- EXERCISE: Count only the lines of the records that hold "text", then give the number without any other words.

- MATERIAL TO PROCESS:

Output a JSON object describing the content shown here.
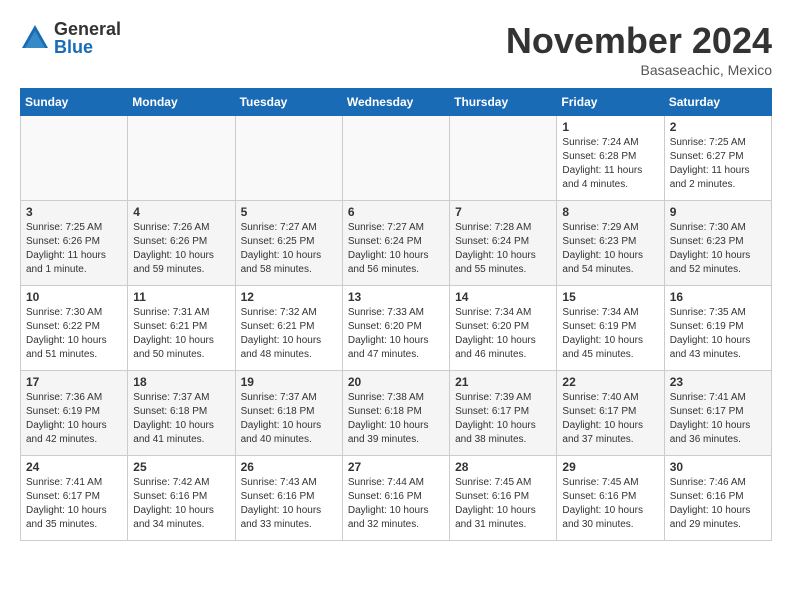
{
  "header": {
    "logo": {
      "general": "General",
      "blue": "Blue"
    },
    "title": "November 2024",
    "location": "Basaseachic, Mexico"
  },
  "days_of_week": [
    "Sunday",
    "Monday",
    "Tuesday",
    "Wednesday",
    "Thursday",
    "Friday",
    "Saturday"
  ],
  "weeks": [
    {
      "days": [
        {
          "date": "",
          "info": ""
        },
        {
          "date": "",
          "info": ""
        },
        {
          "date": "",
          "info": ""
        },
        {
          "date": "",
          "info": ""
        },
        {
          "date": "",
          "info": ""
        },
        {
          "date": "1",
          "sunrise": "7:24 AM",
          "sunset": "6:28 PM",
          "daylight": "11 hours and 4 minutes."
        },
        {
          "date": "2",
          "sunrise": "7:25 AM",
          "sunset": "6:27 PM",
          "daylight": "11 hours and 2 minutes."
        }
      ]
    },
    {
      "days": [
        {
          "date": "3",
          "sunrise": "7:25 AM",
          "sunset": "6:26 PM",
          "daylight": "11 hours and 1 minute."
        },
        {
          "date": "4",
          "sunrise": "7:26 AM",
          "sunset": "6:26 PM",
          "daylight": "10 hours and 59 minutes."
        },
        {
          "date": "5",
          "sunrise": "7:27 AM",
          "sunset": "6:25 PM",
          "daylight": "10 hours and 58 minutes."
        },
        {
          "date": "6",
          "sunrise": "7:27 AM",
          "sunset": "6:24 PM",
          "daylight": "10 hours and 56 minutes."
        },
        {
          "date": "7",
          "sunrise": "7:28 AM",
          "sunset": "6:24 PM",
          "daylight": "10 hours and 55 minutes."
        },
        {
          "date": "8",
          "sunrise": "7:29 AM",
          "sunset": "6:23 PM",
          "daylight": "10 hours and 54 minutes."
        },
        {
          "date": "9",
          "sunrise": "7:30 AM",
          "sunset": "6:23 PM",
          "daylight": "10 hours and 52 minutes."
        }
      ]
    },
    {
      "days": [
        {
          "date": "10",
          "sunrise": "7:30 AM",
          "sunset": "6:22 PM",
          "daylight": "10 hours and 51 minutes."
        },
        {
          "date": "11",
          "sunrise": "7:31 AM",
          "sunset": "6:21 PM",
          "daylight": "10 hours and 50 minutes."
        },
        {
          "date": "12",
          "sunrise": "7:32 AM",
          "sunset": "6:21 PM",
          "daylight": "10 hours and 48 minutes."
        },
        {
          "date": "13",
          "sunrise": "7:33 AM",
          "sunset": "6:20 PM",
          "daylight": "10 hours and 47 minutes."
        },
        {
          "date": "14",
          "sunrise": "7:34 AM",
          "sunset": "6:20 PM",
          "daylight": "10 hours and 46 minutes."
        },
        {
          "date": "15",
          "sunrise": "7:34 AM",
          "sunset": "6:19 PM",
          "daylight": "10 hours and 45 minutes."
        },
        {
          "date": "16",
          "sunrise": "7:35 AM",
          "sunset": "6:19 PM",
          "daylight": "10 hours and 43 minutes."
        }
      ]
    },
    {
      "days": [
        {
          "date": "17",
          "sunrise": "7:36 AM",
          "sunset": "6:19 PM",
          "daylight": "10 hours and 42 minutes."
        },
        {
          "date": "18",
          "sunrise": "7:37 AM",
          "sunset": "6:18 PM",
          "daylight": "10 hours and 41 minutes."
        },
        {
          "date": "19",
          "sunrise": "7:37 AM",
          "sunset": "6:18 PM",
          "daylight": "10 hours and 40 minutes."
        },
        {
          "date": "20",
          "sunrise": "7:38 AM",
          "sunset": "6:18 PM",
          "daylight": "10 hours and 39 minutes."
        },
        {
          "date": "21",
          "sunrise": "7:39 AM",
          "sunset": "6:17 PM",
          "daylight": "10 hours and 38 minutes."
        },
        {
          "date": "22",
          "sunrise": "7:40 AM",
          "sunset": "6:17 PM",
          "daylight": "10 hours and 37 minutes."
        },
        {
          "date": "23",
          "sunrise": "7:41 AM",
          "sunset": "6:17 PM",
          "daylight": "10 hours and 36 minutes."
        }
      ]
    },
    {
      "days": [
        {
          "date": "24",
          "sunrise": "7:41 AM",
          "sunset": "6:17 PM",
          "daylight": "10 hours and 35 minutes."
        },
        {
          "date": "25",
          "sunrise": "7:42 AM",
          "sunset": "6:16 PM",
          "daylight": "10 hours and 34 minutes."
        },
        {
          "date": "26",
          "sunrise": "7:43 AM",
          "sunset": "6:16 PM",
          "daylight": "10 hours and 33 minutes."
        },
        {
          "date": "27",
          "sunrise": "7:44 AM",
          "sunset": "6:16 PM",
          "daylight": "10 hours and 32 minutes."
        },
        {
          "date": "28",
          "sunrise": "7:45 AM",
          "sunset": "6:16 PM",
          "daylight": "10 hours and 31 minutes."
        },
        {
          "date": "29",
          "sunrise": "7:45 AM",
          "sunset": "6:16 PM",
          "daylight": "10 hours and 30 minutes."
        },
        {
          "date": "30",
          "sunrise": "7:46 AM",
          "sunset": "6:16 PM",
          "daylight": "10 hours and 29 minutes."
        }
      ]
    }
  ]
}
---
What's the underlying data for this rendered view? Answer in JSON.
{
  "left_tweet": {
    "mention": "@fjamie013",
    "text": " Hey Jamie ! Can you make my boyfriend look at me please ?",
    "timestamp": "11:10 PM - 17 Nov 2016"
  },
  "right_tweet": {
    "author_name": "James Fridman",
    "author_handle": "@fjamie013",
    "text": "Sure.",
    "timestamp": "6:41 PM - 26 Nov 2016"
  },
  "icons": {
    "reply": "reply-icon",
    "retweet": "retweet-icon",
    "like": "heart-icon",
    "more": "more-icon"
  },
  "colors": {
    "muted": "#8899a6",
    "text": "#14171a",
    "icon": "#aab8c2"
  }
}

- FINAL RESULT: 3